YOUR INSTRUCTIONS: Give back the entire listing verbatim.

RECORDS PROVIDED:

>> Start

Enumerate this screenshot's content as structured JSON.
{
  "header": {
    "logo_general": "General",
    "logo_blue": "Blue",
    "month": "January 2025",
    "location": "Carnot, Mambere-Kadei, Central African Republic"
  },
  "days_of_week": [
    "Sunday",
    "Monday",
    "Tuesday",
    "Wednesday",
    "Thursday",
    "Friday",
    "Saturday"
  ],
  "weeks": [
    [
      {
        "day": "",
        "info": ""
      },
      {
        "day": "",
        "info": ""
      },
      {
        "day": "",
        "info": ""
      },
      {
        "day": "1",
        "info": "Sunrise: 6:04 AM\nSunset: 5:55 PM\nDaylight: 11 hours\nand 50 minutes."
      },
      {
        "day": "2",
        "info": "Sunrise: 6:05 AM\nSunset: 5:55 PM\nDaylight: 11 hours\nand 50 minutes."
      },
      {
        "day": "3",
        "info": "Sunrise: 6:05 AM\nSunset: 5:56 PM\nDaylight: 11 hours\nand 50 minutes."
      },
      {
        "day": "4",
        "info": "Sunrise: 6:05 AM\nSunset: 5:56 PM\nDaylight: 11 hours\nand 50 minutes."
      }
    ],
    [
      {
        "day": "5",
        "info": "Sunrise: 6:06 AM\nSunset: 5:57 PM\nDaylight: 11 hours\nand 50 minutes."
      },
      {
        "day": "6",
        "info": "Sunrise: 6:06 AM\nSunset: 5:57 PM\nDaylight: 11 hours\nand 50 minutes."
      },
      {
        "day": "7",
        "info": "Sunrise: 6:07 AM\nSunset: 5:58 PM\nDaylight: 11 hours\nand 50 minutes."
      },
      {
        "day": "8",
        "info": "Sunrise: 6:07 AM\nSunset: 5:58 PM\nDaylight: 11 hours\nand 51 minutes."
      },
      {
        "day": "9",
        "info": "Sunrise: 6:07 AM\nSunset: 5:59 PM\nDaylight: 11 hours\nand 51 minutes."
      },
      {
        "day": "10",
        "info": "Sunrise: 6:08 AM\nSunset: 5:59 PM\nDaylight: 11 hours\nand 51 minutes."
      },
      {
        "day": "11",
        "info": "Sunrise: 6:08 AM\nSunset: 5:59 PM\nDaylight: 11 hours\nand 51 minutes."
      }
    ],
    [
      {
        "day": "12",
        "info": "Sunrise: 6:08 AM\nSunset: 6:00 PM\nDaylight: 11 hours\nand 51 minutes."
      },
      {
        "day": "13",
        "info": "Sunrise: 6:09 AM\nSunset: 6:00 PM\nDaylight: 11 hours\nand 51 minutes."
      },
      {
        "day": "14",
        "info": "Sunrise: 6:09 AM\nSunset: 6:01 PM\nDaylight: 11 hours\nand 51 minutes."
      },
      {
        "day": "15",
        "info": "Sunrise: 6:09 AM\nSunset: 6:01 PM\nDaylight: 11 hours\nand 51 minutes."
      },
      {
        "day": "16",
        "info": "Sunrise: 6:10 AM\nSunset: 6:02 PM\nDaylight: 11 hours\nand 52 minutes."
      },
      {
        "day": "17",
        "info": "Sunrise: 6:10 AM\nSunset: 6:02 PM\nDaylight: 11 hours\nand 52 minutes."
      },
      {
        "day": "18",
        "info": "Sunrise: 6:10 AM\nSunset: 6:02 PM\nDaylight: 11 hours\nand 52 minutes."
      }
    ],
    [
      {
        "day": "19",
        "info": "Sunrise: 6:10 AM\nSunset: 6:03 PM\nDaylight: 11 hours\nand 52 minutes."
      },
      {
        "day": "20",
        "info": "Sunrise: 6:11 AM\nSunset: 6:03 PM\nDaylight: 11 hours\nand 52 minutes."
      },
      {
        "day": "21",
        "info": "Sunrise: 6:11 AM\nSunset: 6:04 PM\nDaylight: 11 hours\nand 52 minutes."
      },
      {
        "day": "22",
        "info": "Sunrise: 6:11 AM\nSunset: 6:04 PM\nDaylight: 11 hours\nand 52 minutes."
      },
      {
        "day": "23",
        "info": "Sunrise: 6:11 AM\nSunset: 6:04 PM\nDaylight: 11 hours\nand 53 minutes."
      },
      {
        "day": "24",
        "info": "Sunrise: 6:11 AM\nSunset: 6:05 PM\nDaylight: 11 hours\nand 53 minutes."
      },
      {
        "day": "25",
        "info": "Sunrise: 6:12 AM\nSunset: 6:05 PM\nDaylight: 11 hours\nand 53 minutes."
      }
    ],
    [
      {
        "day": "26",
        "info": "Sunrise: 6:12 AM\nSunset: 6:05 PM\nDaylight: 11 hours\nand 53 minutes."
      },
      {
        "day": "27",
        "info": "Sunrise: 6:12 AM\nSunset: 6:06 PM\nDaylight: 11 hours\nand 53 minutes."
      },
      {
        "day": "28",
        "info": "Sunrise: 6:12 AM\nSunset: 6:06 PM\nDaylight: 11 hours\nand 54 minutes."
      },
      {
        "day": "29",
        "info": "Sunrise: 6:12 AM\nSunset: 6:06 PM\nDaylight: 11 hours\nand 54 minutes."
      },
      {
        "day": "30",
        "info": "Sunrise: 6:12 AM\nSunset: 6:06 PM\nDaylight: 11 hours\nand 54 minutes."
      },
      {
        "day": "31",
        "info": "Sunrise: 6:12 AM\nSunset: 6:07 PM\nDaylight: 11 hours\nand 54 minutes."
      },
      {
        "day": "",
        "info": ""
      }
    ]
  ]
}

>> End

FINAL RESULT:
Enumerate this screenshot's content as structured JSON.
{
  "header": {
    "logo_general": "General",
    "logo_blue": "Blue",
    "month": "January 2025",
    "location": "Carnot, Mambere-Kadei, Central African Republic"
  },
  "days_of_week": [
    "Sunday",
    "Monday",
    "Tuesday",
    "Wednesday",
    "Thursday",
    "Friday",
    "Saturday"
  ],
  "weeks": [
    [
      {
        "day": "",
        "info": ""
      },
      {
        "day": "",
        "info": ""
      },
      {
        "day": "",
        "info": ""
      },
      {
        "day": "1",
        "info": "Sunrise: 6:04 AM\nSunset: 5:55 PM\nDaylight: 11 hours\nand 50 minutes."
      },
      {
        "day": "2",
        "info": "Sunrise: 6:05 AM\nSunset: 5:55 PM\nDaylight: 11 hours\nand 50 minutes."
      },
      {
        "day": "3",
        "info": "Sunrise: 6:05 AM\nSunset: 5:56 PM\nDaylight: 11 hours\nand 50 minutes."
      },
      {
        "day": "4",
        "info": "Sunrise: 6:05 AM\nSunset: 5:56 PM\nDaylight: 11 hours\nand 50 minutes."
      }
    ],
    [
      {
        "day": "5",
        "info": "Sunrise: 6:06 AM\nSunset: 5:57 PM\nDaylight: 11 hours\nand 50 minutes."
      },
      {
        "day": "6",
        "info": "Sunrise: 6:06 AM\nSunset: 5:57 PM\nDaylight: 11 hours\nand 50 minutes."
      },
      {
        "day": "7",
        "info": "Sunrise: 6:07 AM\nSunset: 5:58 PM\nDaylight: 11 hours\nand 50 minutes."
      },
      {
        "day": "8",
        "info": "Sunrise: 6:07 AM\nSunset: 5:58 PM\nDaylight: 11 hours\nand 51 minutes."
      },
      {
        "day": "9",
        "info": "Sunrise: 6:07 AM\nSunset: 5:59 PM\nDaylight: 11 hours\nand 51 minutes."
      },
      {
        "day": "10",
        "info": "Sunrise: 6:08 AM\nSunset: 5:59 PM\nDaylight: 11 hours\nand 51 minutes."
      },
      {
        "day": "11",
        "info": "Sunrise: 6:08 AM\nSunset: 5:59 PM\nDaylight: 11 hours\nand 51 minutes."
      }
    ],
    [
      {
        "day": "12",
        "info": "Sunrise: 6:08 AM\nSunset: 6:00 PM\nDaylight: 11 hours\nand 51 minutes."
      },
      {
        "day": "13",
        "info": "Sunrise: 6:09 AM\nSunset: 6:00 PM\nDaylight: 11 hours\nand 51 minutes."
      },
      {
        "day": "14",
        "info": "Sunrise: 6:09 AM\nSunset: 6:01 PM\nDaylight: 11 hours\nand 51 minutes."
      },
      {
        "day": "15",
        "info": "Sunrise: 6:09 AM\nSunset: 6:01 PM\nDaylight: 11 hours\nand 51 minutes."
      },
      {
        "day": "16",
        "info": "Sunrise: 6:10 AM\nSunset: 6:02 PM\nDaylight: 11 hours\nand 52 minutes."
      },
      {
        "day": "17",
        "info": "Sunrise: 6:10 AM\nSunset: 6:02 PM\nDaylight: 11 hours\nand 52 minutes."
      },
      {
        "day": "18",
        "info": "Sunrise: 6:10 AM\nSunset: 6:02 PM\nDaylight: 11 hours\nand 52 minutes."
      }
    ],
    [
      {
        "day": "19",
        "info": "Sunrise: 6:10 AM\nSunset: 6:03 PM\nDaylight: 11 hours\nand 52 minutes."
      },
      {
        "day": "20",
        "info": "Sunrise: 6:11 AM\nSunset: 6:03 PM\nDaylight: 11 hours\nand 52 minutes."
      },
      {
        "day": "21",
        "info": "Sunrise: 6:11 AM\nSunset: 6:04 PM\nDaylight: 11 hours\nand 52 minutes."
      },
      {
        "day": "22",
        "info": "Sunrise: 6:11 AM\nSunset: 6:04 PM\nDaylight: 11 hours\nand 52 minutes."
      },
      {
        "day": "23",
        "info": "Sunrise: 6:11 AM\nSunset: 6:04 PM\nDaylight: 11 hours\nand 53 minutes."
      },
      {
        "day": "24",
        "info": "Sunrise: 6:11 AM\nSunset: 6:05 PM\nDaylight: 11 hours\nand 53 minutes."
      },
      {
        "day": "25",
        "info": "Sunrise: 6:12 AM\nSunset: 6:05 PM\nDaylight: 11 hours\nand 53 minutes."
      }
    ],
    [
      {
        "day": "26",
        "info": "Sunrise: 6:12 AM\nSunset: 6:05 PM\nDaylight: 11 hours\nand 53 minutes."
      },
      {
        "day": "27",
        "info": "Sunrise: 6:12 AM\nSunset: 6:06 PM\nDaylight: 11 hours\nand 53 minutes."
      },
      {
        "day": "28",
        "info": "Sunrise: 6:12 AM\nSunset: 6:06 PM\nDaylight: 11 hours\nand 54 minutes."
      },
      {
        "day": "29",
        "info": "Sunrise: 6:12 AM\nSunset: 6:06 PM\nDaylight: 11 hours\nand 54 minutes."
      },
      {
        "day": "30",
        "info": "Sunrise: 6:12 AM\nSunset: 6:06 PM\nDaylight: 11 hours\nand 54 minutes."
      },
      {
        "day": "31",
        "info": "Sunrise: 6:12 AM\nSunset: 6:07 PM\nDaylight: 11 hours\nand 54 minutes."
      },
      {
        "day": "",
        "info": ""
      }
    ]
  ]
}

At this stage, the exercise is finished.